[Document segment]:

==================================================

So what's interesting here is there's a suggestion that maybe news media-based controversies and social media controversies might occur and impact scores before the share prices is impacted substantially. So that's the question. There are, as we know, a lot of slower moving players in the ESG space-- pension funds and big ETFs-- that aren't trading every day based on the information they get. So if you are trading within an hour of a scandal breaking, that might give you quite an advantage as an investor in the markets.

And so we'll investigate that in a minute, but here are some of the scores that we're able to produce. It's not just this general ESG controversy score, but there's a lot of other details here. You can see under the green bars the environmental scores, governance scores under the yellow. And then under the purple, we have social. And there's a lot more social that map to, of course, news and social media than some of these others.

However, we can do things like look at, does a company have climate policy according to the media? Or are their airborne emissions improving or worsening? And then specifically, because companies are always talking about their improvements, we can look at just general negative news like controversies, like airborne emissions controversy, or carbon emissions controversy to below that. So the controversies are really what Valerio will be looking at.

And you can see how the data is created here as a percentage of all the references. So I won't spend a lot of time on this example here because it's a bit noisy. But under the management trust column in the blue dotted lines, you can see that for Luckin Coffee, which is every row here is their 24-hour period, the management trust will say negative 12%. All the positive minus, all the negative references to Luckin Coffee about-- or at least positive about the management trust and preferences the management minus the mistrustful, given negative 12% score there for Luckin Coffee.

==================================================

[Provided records]:

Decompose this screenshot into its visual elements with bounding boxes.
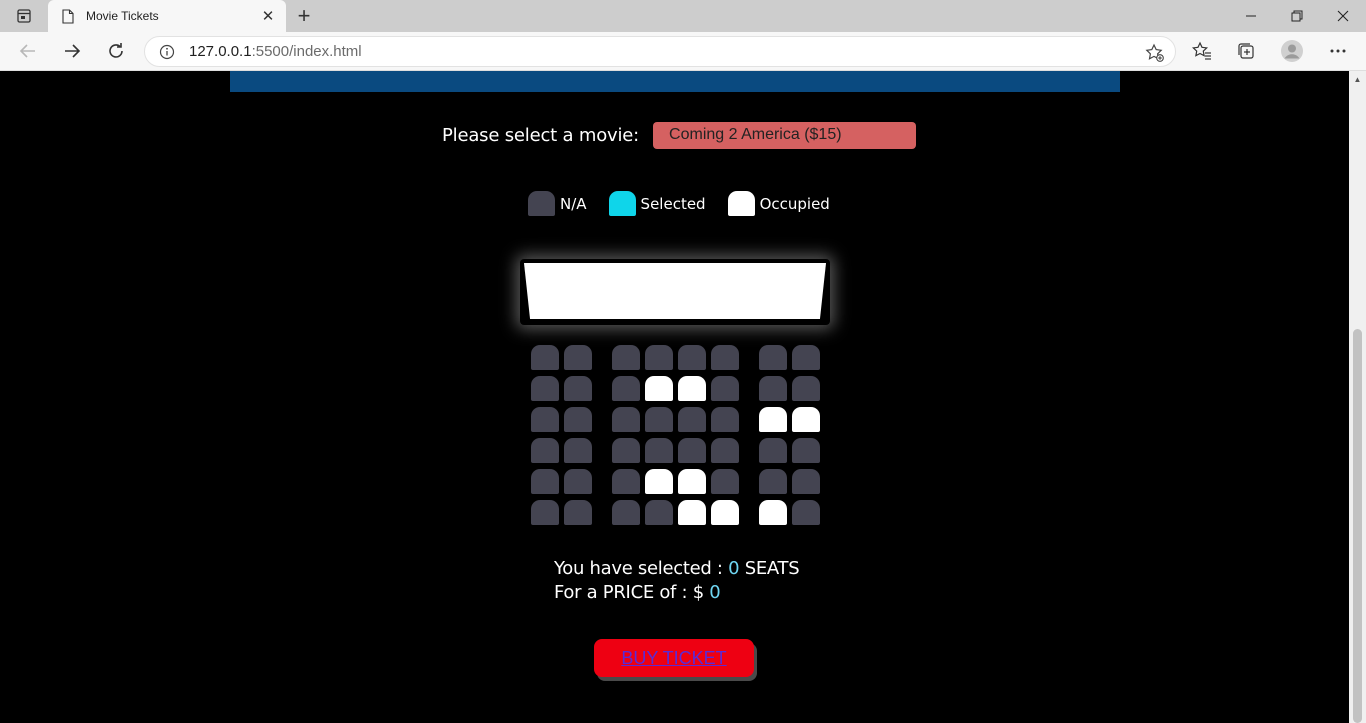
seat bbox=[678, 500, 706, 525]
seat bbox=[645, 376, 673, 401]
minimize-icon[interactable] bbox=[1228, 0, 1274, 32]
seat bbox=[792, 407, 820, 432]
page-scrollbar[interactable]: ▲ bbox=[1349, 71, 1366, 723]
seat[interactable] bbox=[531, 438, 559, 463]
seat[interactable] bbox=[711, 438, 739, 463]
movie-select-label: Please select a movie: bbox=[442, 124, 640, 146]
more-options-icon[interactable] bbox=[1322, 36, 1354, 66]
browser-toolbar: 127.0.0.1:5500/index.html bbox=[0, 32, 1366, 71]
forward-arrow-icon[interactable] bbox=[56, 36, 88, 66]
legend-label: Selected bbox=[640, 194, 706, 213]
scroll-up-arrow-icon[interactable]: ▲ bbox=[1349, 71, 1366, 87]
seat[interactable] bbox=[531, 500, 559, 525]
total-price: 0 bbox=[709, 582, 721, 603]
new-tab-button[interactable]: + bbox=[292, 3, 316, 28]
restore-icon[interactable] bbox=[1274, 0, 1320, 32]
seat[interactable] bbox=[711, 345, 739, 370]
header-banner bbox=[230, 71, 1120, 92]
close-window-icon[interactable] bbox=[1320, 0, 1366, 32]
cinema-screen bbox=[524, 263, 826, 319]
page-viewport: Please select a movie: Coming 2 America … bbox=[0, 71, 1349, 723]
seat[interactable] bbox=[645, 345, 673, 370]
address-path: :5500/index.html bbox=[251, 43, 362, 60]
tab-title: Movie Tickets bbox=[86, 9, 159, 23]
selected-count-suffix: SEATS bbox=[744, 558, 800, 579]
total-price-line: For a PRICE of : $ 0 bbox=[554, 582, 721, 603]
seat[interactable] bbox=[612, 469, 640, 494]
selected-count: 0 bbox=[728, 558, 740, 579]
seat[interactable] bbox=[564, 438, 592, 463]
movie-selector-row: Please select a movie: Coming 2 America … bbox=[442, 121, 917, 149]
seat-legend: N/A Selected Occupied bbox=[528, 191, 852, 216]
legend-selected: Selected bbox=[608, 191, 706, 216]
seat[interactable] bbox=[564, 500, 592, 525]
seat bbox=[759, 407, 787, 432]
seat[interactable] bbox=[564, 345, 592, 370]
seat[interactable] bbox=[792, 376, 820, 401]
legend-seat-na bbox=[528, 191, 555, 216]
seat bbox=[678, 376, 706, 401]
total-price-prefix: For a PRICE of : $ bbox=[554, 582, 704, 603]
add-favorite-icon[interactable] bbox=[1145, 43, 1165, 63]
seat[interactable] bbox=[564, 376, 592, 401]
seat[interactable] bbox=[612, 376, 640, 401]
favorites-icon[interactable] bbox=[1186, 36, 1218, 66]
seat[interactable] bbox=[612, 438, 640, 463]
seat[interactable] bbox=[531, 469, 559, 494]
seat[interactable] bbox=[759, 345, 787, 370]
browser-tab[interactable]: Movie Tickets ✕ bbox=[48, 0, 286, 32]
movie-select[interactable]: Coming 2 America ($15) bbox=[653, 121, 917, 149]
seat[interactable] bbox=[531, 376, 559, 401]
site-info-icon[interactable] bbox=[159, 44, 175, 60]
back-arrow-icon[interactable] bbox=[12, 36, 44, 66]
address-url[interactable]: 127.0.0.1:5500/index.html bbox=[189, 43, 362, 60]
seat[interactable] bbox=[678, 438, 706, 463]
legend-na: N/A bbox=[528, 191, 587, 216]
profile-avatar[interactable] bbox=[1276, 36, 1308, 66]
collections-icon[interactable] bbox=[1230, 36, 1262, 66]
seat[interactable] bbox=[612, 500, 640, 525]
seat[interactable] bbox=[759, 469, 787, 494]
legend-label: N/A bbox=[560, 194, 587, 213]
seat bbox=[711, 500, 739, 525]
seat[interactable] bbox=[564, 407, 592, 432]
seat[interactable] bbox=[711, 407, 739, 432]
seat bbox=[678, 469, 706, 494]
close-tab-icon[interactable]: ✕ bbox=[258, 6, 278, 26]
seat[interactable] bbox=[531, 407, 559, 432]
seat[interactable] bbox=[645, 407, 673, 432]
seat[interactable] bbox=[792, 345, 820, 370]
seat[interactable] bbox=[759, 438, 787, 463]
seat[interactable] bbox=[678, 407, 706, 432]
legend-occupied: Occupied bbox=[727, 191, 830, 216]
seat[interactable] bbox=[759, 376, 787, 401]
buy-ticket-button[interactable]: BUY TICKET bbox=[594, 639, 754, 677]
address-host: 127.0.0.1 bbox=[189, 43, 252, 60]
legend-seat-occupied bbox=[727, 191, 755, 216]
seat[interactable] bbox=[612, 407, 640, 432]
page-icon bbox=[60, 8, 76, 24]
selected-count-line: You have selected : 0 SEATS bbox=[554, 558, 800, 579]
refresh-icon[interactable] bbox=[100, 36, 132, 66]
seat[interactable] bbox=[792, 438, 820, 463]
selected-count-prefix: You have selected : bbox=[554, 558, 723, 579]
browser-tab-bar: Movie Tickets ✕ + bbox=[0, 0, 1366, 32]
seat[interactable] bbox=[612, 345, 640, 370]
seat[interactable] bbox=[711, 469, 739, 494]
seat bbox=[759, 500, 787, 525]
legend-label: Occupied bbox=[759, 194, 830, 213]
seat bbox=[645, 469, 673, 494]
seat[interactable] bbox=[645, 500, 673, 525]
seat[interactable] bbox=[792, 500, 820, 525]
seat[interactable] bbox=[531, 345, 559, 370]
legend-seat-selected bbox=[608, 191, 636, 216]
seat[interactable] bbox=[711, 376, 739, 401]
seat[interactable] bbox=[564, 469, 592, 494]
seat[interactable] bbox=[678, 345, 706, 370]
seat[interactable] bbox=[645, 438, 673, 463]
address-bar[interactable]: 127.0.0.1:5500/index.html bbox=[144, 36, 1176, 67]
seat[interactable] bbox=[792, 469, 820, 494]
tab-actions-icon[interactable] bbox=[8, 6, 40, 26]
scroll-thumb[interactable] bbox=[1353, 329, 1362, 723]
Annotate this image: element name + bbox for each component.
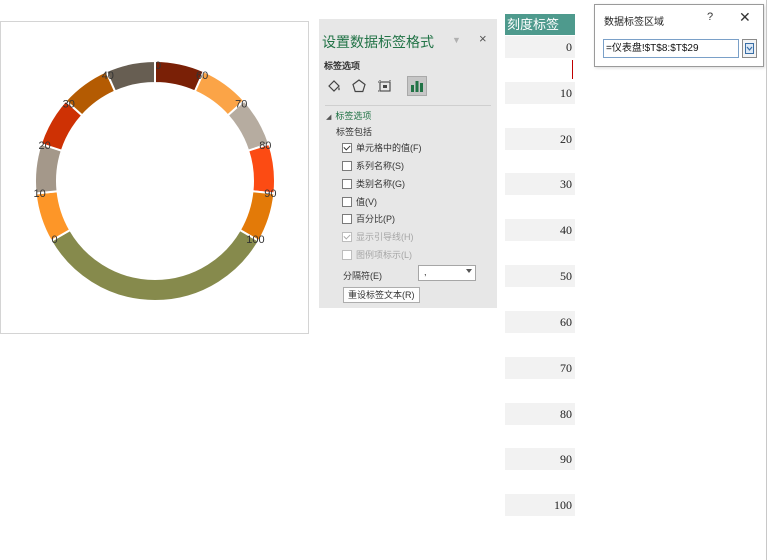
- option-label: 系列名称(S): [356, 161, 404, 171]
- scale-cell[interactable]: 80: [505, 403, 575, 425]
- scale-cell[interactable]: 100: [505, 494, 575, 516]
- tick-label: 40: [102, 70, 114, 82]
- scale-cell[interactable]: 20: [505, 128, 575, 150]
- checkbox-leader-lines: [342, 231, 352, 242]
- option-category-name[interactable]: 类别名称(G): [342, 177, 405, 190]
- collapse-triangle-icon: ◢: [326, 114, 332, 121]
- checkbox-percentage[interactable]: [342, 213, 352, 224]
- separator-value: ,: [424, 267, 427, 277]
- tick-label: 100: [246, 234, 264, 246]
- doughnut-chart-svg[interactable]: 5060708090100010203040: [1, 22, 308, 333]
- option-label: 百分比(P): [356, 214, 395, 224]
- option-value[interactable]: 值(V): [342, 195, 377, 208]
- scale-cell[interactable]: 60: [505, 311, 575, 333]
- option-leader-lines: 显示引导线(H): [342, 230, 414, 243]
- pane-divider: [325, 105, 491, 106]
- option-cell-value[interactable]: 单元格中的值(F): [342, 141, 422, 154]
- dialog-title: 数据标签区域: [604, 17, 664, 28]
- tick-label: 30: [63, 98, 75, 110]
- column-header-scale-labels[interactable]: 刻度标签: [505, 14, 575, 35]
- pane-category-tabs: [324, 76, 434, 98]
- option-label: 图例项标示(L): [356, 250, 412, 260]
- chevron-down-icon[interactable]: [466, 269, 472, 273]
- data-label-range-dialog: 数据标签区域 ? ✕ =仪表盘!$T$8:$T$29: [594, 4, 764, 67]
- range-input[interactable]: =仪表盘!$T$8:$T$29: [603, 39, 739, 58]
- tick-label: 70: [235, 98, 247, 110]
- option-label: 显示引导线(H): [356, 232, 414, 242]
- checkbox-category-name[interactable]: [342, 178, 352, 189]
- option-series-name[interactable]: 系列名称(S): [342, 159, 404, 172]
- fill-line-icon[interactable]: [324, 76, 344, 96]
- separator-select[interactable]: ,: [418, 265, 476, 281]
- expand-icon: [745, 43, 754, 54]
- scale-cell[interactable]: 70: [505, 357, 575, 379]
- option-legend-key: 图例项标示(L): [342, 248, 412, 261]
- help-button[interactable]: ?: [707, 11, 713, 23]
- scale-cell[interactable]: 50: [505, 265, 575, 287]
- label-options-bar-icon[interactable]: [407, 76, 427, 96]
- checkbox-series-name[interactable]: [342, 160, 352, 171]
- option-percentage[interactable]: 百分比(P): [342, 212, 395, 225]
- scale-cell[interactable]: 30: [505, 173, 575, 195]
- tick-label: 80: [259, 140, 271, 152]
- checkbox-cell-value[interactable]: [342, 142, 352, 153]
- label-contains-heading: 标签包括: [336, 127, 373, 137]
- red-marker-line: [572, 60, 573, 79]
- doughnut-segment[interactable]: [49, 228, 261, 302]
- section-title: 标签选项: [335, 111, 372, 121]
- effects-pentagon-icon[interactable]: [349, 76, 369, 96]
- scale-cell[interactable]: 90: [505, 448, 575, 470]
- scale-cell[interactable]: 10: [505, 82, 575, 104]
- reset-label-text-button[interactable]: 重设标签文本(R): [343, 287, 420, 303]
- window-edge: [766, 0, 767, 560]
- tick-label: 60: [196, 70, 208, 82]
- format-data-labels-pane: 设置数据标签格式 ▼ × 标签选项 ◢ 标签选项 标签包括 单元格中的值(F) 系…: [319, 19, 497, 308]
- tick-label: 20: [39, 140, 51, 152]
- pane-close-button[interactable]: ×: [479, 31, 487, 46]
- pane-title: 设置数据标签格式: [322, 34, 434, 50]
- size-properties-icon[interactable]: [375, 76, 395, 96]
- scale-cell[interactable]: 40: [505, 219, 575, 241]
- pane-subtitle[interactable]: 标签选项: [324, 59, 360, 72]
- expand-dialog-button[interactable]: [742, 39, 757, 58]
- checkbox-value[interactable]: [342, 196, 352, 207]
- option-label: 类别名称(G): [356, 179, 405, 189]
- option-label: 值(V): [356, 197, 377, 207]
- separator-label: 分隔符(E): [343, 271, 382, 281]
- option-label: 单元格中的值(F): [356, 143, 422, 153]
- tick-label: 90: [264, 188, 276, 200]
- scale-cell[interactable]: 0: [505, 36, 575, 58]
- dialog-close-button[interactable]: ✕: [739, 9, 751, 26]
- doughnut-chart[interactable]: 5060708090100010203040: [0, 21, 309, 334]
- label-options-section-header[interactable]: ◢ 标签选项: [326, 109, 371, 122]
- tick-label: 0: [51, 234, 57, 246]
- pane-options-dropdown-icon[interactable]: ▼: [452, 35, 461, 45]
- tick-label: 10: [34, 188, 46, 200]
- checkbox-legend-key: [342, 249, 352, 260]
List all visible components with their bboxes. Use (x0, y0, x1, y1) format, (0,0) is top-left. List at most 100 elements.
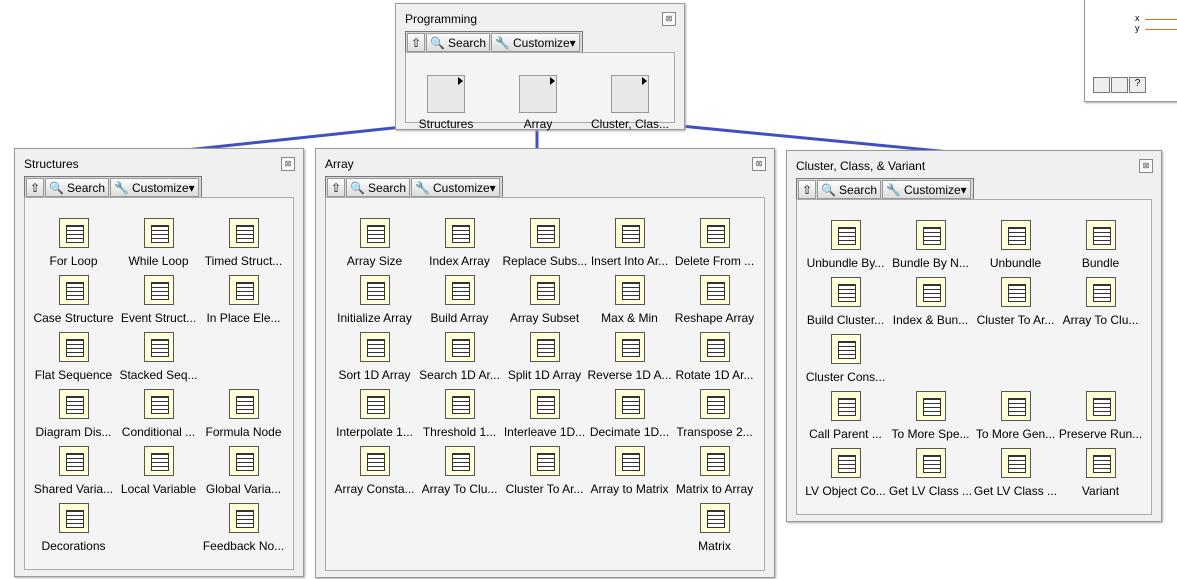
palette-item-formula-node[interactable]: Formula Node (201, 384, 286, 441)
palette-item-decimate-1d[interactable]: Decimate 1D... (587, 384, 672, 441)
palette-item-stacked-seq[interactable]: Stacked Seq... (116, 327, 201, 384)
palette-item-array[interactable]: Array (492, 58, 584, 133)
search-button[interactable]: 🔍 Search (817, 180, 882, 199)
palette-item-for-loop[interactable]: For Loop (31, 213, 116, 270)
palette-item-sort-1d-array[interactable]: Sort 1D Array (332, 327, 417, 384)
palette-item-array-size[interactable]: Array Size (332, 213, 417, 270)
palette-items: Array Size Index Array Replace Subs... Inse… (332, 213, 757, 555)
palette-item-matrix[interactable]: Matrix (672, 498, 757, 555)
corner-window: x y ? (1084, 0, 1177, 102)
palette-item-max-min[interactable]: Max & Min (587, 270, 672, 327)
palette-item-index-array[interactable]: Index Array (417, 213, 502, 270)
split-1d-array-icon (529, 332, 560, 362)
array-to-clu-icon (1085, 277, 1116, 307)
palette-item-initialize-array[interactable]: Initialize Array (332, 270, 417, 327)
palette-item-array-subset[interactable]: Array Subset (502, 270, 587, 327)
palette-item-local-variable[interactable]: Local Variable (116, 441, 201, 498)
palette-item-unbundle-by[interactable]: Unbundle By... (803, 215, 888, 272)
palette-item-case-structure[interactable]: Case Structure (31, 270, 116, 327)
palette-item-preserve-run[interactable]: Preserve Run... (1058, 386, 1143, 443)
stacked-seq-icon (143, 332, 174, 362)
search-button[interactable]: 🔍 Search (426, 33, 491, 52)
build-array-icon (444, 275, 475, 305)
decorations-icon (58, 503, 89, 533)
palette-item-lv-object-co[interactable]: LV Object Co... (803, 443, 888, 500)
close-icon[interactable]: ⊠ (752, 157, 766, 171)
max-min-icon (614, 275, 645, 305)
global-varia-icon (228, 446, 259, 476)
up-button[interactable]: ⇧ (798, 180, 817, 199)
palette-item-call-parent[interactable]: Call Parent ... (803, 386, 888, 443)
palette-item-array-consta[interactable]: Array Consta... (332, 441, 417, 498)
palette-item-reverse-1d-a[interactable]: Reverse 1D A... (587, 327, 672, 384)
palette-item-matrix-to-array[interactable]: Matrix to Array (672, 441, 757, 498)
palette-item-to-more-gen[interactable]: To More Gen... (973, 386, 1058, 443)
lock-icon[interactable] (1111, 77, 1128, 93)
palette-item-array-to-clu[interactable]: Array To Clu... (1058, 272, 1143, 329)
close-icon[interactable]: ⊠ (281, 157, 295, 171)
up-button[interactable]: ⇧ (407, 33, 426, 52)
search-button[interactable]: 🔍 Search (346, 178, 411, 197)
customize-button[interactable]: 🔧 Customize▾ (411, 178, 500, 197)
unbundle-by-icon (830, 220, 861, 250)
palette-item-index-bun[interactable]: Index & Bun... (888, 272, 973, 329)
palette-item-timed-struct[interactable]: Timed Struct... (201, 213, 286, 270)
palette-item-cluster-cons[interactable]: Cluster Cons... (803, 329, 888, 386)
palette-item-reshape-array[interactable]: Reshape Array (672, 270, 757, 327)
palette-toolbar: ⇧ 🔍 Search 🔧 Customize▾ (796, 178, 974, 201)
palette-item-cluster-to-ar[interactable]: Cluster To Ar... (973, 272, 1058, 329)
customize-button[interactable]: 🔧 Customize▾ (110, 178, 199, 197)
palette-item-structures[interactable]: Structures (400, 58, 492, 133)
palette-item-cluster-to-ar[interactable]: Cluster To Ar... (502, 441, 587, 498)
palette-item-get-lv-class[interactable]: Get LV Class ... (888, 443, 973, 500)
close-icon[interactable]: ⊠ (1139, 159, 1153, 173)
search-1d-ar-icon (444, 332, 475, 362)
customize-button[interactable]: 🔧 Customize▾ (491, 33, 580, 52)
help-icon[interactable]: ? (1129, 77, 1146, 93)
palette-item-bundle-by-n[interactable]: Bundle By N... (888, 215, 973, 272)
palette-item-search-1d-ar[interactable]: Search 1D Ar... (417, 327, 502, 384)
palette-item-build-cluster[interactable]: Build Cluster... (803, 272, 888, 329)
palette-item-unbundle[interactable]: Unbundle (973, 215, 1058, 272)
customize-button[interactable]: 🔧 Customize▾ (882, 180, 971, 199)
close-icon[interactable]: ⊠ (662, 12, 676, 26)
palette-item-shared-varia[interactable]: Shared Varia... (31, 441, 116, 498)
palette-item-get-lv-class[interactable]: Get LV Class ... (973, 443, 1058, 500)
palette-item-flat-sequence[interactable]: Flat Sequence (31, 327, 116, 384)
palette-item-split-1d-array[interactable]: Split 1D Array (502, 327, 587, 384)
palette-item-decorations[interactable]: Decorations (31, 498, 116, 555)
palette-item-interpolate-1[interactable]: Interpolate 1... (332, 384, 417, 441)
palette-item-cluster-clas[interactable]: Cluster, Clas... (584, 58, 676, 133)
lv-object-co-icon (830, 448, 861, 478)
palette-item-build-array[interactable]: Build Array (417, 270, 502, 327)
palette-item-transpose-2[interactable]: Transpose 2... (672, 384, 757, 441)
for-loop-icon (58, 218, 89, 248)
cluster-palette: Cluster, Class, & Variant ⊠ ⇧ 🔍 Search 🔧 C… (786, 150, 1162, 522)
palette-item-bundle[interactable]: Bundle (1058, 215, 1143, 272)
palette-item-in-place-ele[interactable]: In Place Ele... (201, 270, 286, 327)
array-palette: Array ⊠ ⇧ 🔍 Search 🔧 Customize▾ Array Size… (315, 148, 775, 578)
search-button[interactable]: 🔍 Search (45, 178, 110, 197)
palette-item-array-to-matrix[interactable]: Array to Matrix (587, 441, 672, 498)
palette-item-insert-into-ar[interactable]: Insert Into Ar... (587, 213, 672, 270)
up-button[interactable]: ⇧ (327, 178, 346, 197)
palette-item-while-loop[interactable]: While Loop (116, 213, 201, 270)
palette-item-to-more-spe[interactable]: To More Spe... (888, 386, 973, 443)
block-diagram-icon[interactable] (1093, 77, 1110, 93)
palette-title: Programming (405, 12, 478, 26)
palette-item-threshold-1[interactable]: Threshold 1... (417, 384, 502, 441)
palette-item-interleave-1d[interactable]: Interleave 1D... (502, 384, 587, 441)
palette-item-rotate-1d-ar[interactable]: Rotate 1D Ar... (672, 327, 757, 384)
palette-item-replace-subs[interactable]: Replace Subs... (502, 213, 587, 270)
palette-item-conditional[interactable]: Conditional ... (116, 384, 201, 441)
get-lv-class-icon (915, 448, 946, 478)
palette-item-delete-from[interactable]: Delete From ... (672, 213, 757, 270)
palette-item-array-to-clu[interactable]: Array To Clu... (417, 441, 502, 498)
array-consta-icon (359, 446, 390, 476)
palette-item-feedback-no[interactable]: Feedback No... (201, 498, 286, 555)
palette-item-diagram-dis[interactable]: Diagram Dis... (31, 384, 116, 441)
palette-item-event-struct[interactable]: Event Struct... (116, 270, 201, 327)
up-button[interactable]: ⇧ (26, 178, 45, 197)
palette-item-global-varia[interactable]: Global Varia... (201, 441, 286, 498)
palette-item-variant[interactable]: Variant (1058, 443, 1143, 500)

==================================================

[Stated problem]: Repeat the passage on ESG controversy scores from "And you can" up to and including "for Luckin Coffee.". The rows are separate material with no connection to the passage on ESG controversy scores.

[Output of the task]:
And you can see how the data is created here as a percentage of all the references. So I won't spend a lot of time on this example here because it's a bit noisy. But under the management trust column in the blue dotted lines, you can see that for Luckin Coffee, which is every row here is their 24-hour period, the management trust will say negative 12%. All the positive minus, all the negative references to Luckin Coffee about-- or at least positive about the management trust and preferences the management minus the mistrustful, given negative 12% score there for Luckin Coffee.